Supplied material:
[start]

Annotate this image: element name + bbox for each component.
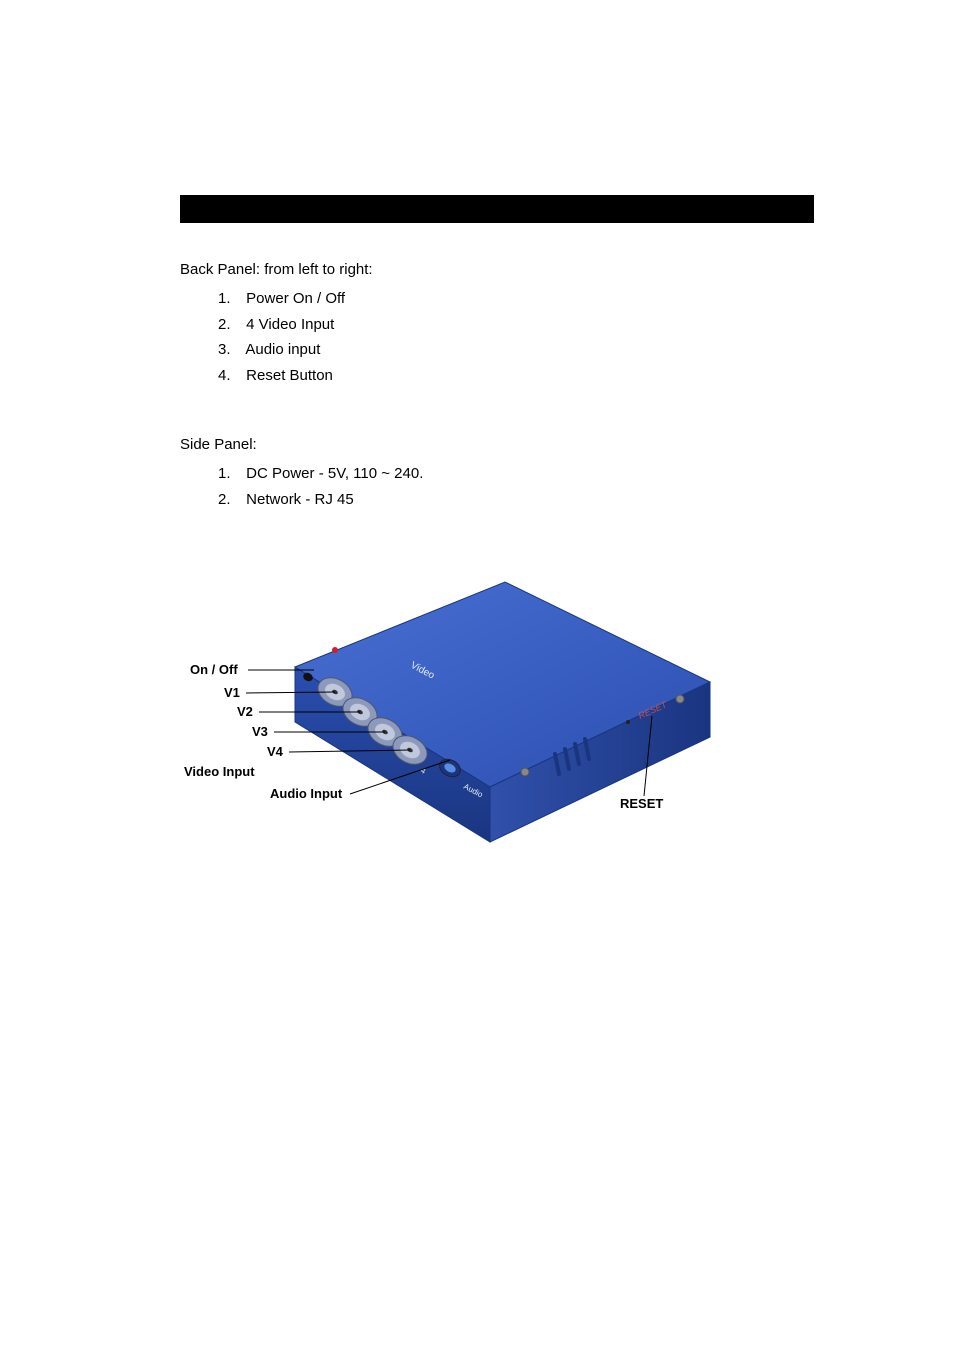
label-v2: V2 xyxy=(237,704,253,719)
side-panel-intro: Side Panel: xyxy=(180,436,814,453)
side-panel-list: 1. DC Power - 5V, 110 ~ 240. 2. Network … xyxy=(218,461,814,512)
list-item: 3. Audio input xyxy=(218,337,814,363)
list-text: 4 Video Input xyxy=(246,316,334,333)
list-text: DC Power - 5V, 110 ~ 240. xyxy=(246,465,423,482)
list-number: 1. xyxy=(218,286,242,312)
list-item: 1. DC Power - 5V, 110 ~ 240. xyxy=(218,461,814,487)
list-item: 2. 4 Video Input xyxy=(218,312,814,338)
list-number: 3. xyxy=(218,337,242,363)
list-number: 1. xyxy=(218,461,242,487)
device-diagram: Video1234AudioRESET On / Off V1 V2 V3 V4… xyxy=(180,572,730,892)
list-number: 4. xyxy=(218,363,242,389)
back-panel-list: 1. Power On / Off 2. 4 Video Input 3. Au… xyxy=(218,286,814,388)
label-video-input: Video Input xyxy=(184,764,255,779)
list-number: 2. xyxy=(218,487,242,513)
header-bar xyxy=(180,195,814,223)
list-text: Network - RJ 45 xyxy=(246,491,354,508)
list-item: 1. Power On / Off xyxy=(218,286,814,312)
label-audio-input: Audio Input xyxy=(270,786,342,801)
label-v3: V3 xyxy=(252,724,268,739)
list-number: 2. xyxy=(218,312,242,338)
label-v1: V1 xyxy=(224,685,240,700)
list-text: Audio input xyxy=(245,341,320,358)
label-on-off: On / Off xyxy=(190,662,238,677)
label-reset: RESET xyxy=(620,796,663,811)
back-panel-intro: Back Panel: from left to right: xyxy=(180,261,814,278)
list-item: 4. Reset Button xyxy=(218,363,814,389)
list-item: 2. Network - RJ 45 xyxy=(218,487,814,513)
list-text: Power On / Off xyxy=(246,290,345,307)
list-text: Reset Button xyxy=(246,367,333,384)
label-v4: V4 xyxy=(267,744,283,759)
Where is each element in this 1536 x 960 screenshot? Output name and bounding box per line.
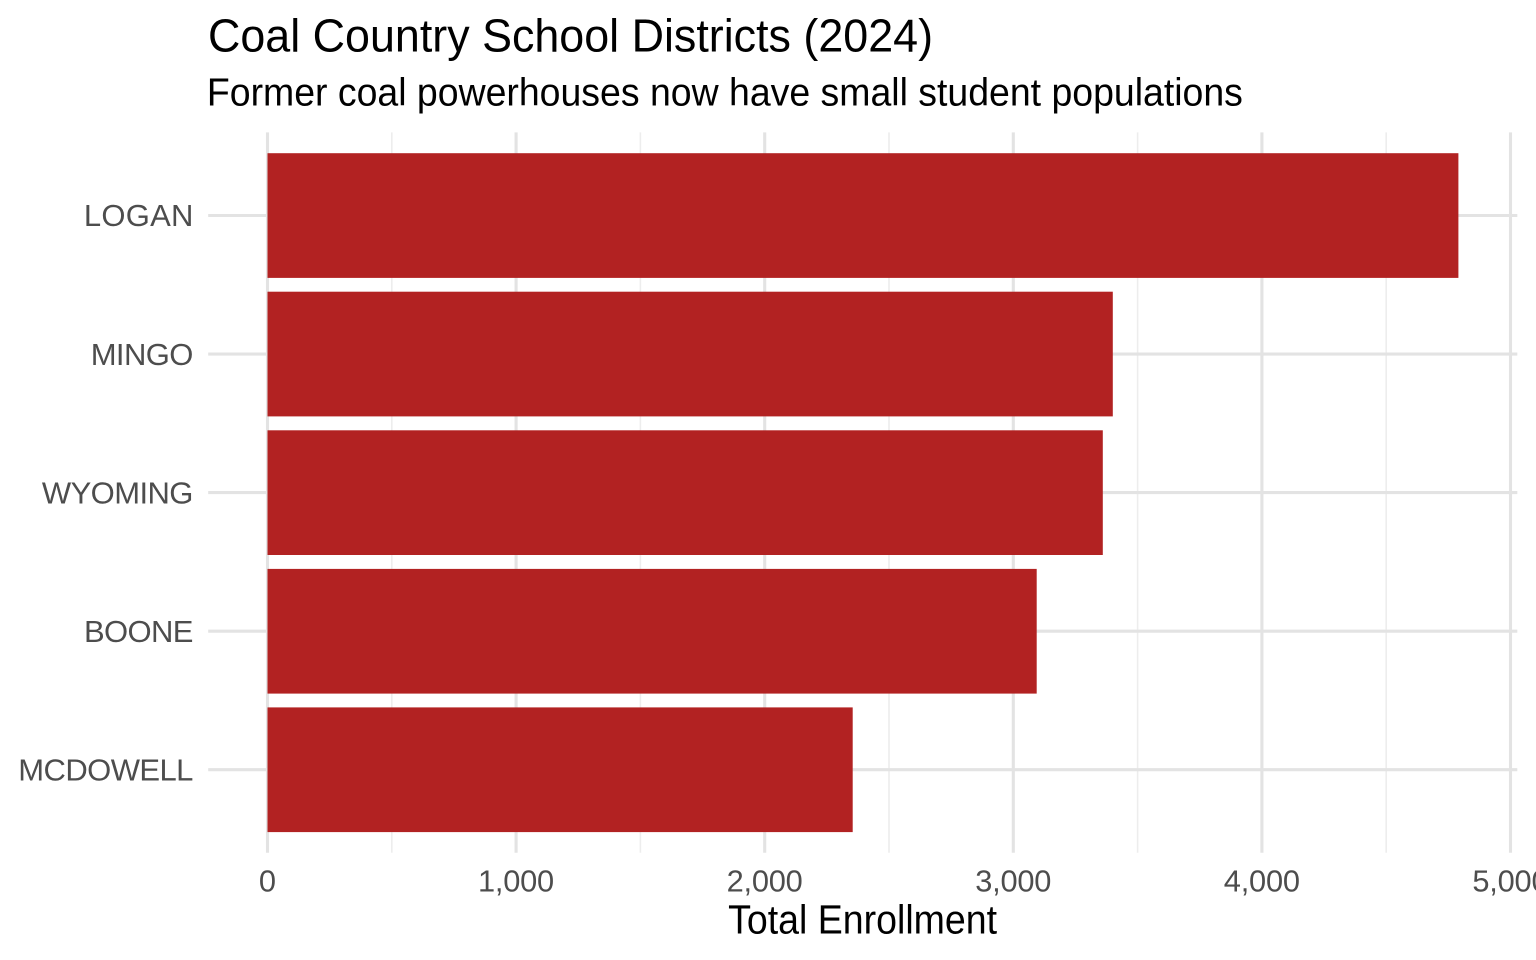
svg-text:MCDOWELL: MCDOWELL bbox=[18, 752, 193, 787]
svg-text:5,000: 5,000 bbox=[1472, 864, 1536, 899]
svg-text:4,000: 4,000 bbox=[1224, 864, 1300, 899]
svg-text:Coal Country School Districts: Coal Country School Districts (2024) bbox=[208, 10, 933, 62]
svg-text:2,000: 2,000 bbox=[727, 864, 803, 899]
svg-text:1,000: 1,000 bbox=[478, 864, 554, 899]
svg-text:0: 0 bbox=[259, 864, 276, 899]
svg-text:BOONE: BOONE bbox=[84, 614, 193, 649]
svg-text:3,000: 3,000 bbox=[975, 864, 1051, 899]
svg-text:Former coal powerhouses now ha: Former coal powerhouses now have small s… bbox=[207, 72, 1243, 115]
svg-text:MINGO: MINGO bbox=[91, 337, 194, 372]
svg-text:LOGAN: LOGAN bbox=[84, 198, 194, 233]
svg-text:WYOMING: WYOMING bbox=[42, 475, 194, 510]
svg-text:Total Enrollment: Total Enrollment bbox=[728, 897, 997, 943]
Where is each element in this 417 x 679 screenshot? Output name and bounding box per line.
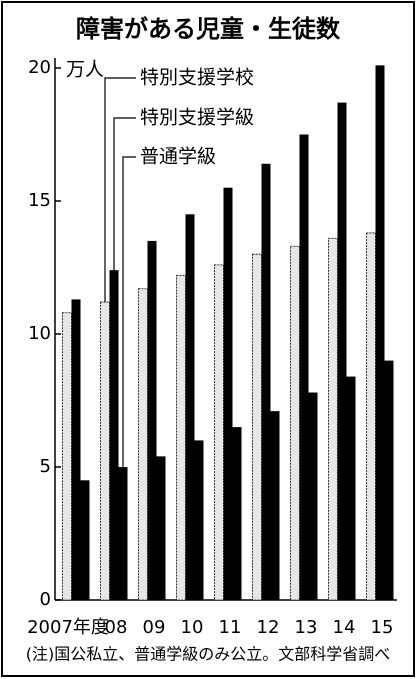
leader-line [113,117,136,271]
y-tick-label: 20 [28,57,51,78]
y-tick-label: 15 [28,190,51,211]
bar [194,440,204,600]
bar [384,360,394,600]
x-tick-label: 08 [105,617,128,638]
x-tick-label: 14 [333,617,356,638]
y-tick-label: 0 [40,589,51,610]
bar [328,237,338,601]
x-tick-label: 15 [371,617,394,638]
bar [109,270,119,600]
bar [261,163,271,600]
bar [223,187,233,600]
y-unit: 万人 [66,59,104,81]
bar [71,299,81,600]
y-tick-label: 10 [28,323,51,344]
bar [214,264,224,601]
bar [147,240,157,600]
bar [176,275,186,601]
bar [366,232,376,601]
bar [270,411,280,600]
y-tick-label: 5 [40,456,51,477]
legend-label: 特別支援学級 [140,107,254,129]
bar [252,253,262,601]
x-tick-label: 2007年度 [27,617,109,638]
bar [138,288,148,601]
bar [375,65,385,601]
x-tick-label: 12 [257,617,280,638]
bar [118,467,128,600]
bar [80,480,90,600]
bar [185,214,195,601]
x-tick-label: 11 [219,617,242,638]
chart-title: 障害がある児童・生徒数 [76,15,341,43]
bar [337,102,347,600]
bar [299,134,309,600]
bar [308,392,318,600]
x-tick-label: 09 [143,617,166,638]
bar [346,376,356,600]
leader-line [104,77,136,303]
bar [62,312,72,601]
legend-label: 特別支援学校 [140,67,254,89]
bar [156,456,166,600]
bar [232,427,242,600]
note: (注)国公私立、普通学級のみ公立。文部科学省調べ [26,645,391,664]
legend-label: 普通学級 [140,146,216,168]
bar [290,245,300,601]
x-tick-label: 13 [295,617,318,638]
leader-line [122,156,136,467]
x-tick-label: 10 [181,617,204,638]
bar [100,301,110,601]
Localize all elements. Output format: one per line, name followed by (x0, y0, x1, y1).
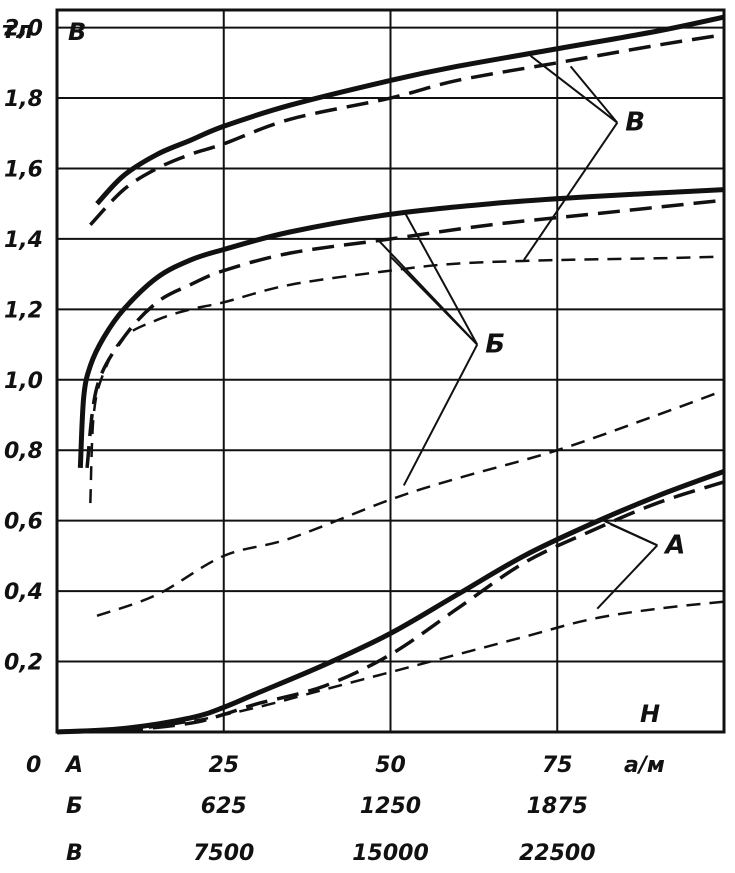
labels: 0,20,40,60,81,01,21,41,61,82,0тл ВН0 А 25 50… (2, 16, 688, 866)
x-scale-name: Б (66, 794, 83, 819)
x-tick-label: 1250 (360, 794, 421, 819)
callout-leader-line (402, 210, 479, 346)
y-tick-label: 1,6 (4, 157, 43, 182)
curves (56, 14, 725, 735)
curve-d092-dashed-1 (89, 32, 725, 227)
y-unit-label: тл (2, 16, 34, 44)
curve-d090-thin-dashed-8 (96, 389, 725, 617)
y-axis-letter: В (68, 18, 86, 46)
curve-d090-dashed-6 (56, 480, 725, 734)
callout-leader-line (523, 122, 619, 261)
x-unit-label: а/м (624, 753, 665, 778)
y-tick-label: 1,8 (4, 87, 43, 112)
curve-d091-dashed-3 (85, 198, 725, 469)
callout-leader-line (402, 344, 479, 486)
x-tick-label: 50 (375, 753, 406, 778)
curve-d090-thick-solid-5 (56, 469, 725, 735)
x-scale-name: В (66, 841, 83, 866)
callout-label-d092: В (625, 108, 645, 138)
x-tick-label: 25 (208, 753, 239, 778)
y-tick-label: 0,4 (4, 580, 43, 605)
y-tick-label: 1,4 (4, 228, 43, 253)
y-tick-label: 2,0 (4, 17, 43, 42)
curve-d092-thick-solid-0 (95, 14, 725, 206)
x-scale-name: А (64, 753, 83, 778)
y-tick-label: 1,0 (4, 369, 43, 394)
x-tick-label: 22500 (519, 841, 596, 866)
callout-label-backing (663, 527, 688, 558)
callout-leader-line (389, 255, 478, 346)
x-tick-label: 1875 (527, 794, 588, 819)
curve-d091-thick-solid-2 (77, 187, 725, 468)
y-tick-label: 1,2 (4, 298, 43, 323)
x-tick-label: 75 (542, 753, 573, 778)
x-axis-letter: Н (640, 700, 660, 728)
curve-d091-thin-dashed-4 (89, 255, 725, 504)
callout-label-d090: А (663, 530, 685, 560)
x-tick-label: 625 (201, 794, 247, 819)
y-tick-label: 0,8 (4, 439, 43, 464)
callout-label-backing (623, 104, 648, 135)
y-tick-label: 0,6 (4, 510, 43, 535)
callout-leader-line (529, 54, 618, 124)
origin-label: 0 (26, 753, 41, 778)
x-tick-label: 7500 (193, 841, 254, 866)
callout-label-d091: Б (485, 330, 505, 360)
callout-leader-line (569, 65, 619, 124)
callout-leader-line (596, 544, 659, 610)
callout-leader-line (603, 519, 658, 547)
callout-leaders (376, 54, 659, 610)
callout-label-backing (483, 326, 508, 357)
grid (55, 8, 726, 734)
x-tick-label: 15000 (352, 841, 429, 866)
y-tick-label: 0,2 (4, 651, 43, 676)
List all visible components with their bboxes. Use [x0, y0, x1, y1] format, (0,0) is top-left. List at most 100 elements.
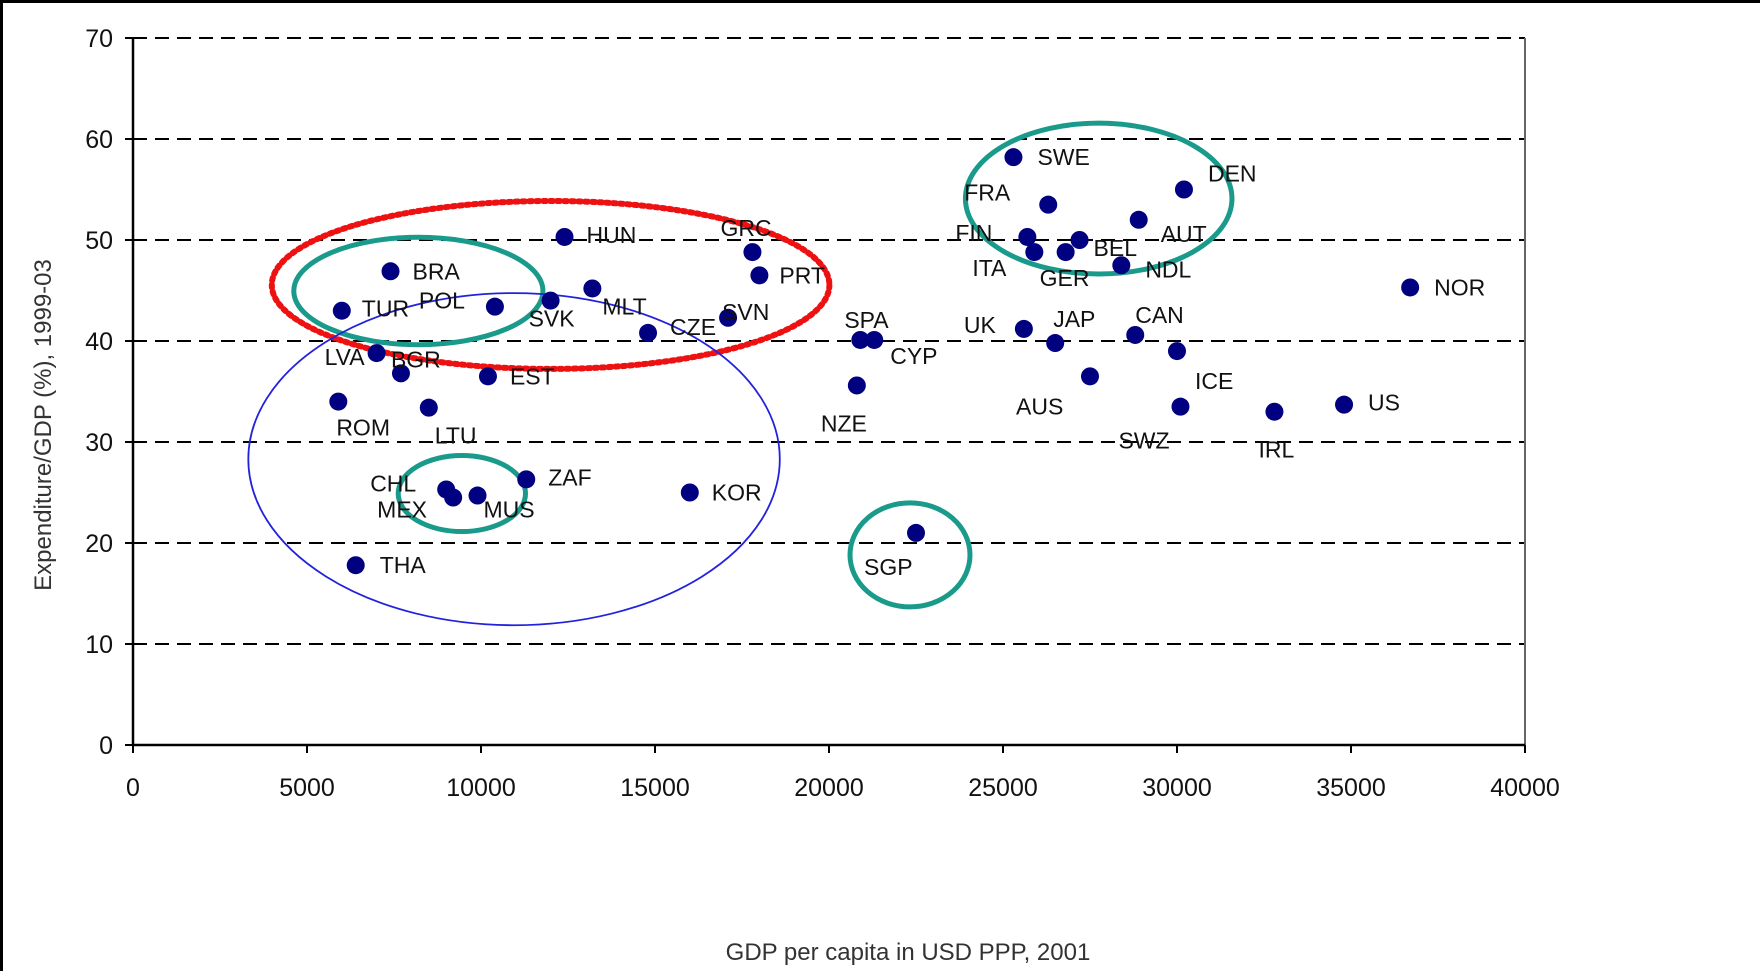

[end]

Given problem:
Starting at the line containing "label-v2: V2 xyxy=(237,704,253,719)" and ending at the line containing "list-text: 4 Video", reproduce those lines of the material above as a numbered list, leaving out any blank lines.

Written solution:
1. label-v2: V2 xyxy=(237,704,253,719)
2. side-panel-intro: Side Panel: xyxy=(180,436,814,453)
3. side-panel-list: 1. DC Power - 5V, 110 ~ 240. 2. Network … xyxy=(218,461,814,512)
4. list-item: 3. Audio input xyxy=(218,337,814,363)
5. list-text: 4 Video Input xyxy=(246,316,334,333)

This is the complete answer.